__Task prompt__. Copy out the listing that follows, exact in every word, and skip the images.
--------------------------------
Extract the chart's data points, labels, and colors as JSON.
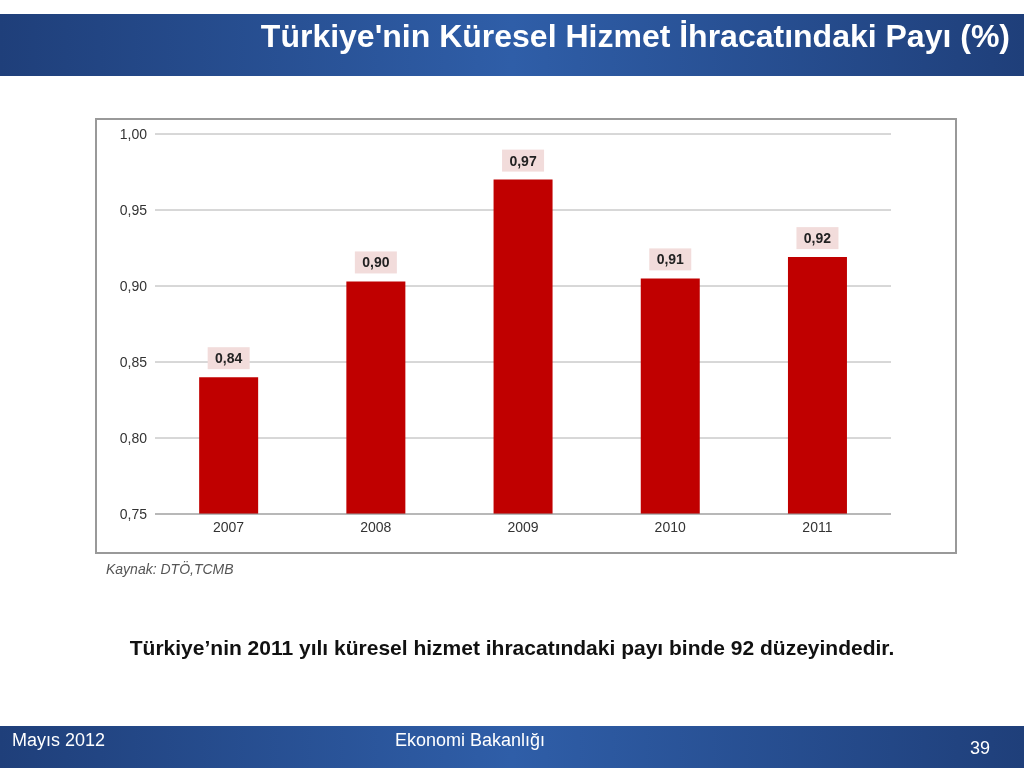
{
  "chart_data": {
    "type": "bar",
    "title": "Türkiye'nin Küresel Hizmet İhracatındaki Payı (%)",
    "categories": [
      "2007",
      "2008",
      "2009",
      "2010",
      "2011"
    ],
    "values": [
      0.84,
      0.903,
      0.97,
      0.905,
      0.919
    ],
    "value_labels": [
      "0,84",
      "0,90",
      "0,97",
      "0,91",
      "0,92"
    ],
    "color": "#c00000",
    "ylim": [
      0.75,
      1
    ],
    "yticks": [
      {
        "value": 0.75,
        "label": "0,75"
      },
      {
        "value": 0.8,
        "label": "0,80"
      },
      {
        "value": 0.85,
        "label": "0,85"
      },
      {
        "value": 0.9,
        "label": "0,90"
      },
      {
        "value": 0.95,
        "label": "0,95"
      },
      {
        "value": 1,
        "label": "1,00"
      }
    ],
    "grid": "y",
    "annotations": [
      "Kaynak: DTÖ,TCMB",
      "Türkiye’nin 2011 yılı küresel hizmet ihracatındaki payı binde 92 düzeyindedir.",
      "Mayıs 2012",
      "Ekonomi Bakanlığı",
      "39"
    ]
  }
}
--------------------------------
__The completed task__.
Extract the chart's data points, labels, and colors as JSON.
{
  "chart_data": {
    "type": "bar",
    "title": "Türkiye'nin Küresel Hizmet İhracatındaki Payı (%)",
    "categories": [
      "2007",
      "2008",
      "2009",
      "2010",
      "2011"
    ],
    "values": [
      0.84,
      0.903,
      0.97,
      0.905,
      0.919
    ],
    "value_labels": [
      "0,84",
      "0,90",
      "0,97",
      "0,91",
      "0,92"
    ],
    "color": "#c00000",
    "ylim": [
      0.75,
      1
    ],
    "yticks": [
      {
        "value": 0.75,
        "label": "0,75"
      },
      {
        "value": 0.8,
        "label": "0,80"
      },
      {
        "value": 0.85,
        "label": "0,85"
      },
      {
        "value": 0.9,
        "label": "0,90"
      },
      {
        "value": 0.95,
        "label": "0,95"
      },
      {
        "value": 1,
        "label": "1,00"
      }
    ],
    "grid": "y",
    "annotations": [
      "Kaynak: DTÖ,TCMB",
      "Türkiye’nin 2011 yılı küresel hizmet ihracatındaki payı binde 92 düzeyindedir.",
      "Mayıs 2012",
      "Ekonomi Bakanlığı",
      "39"
    ]
  }
}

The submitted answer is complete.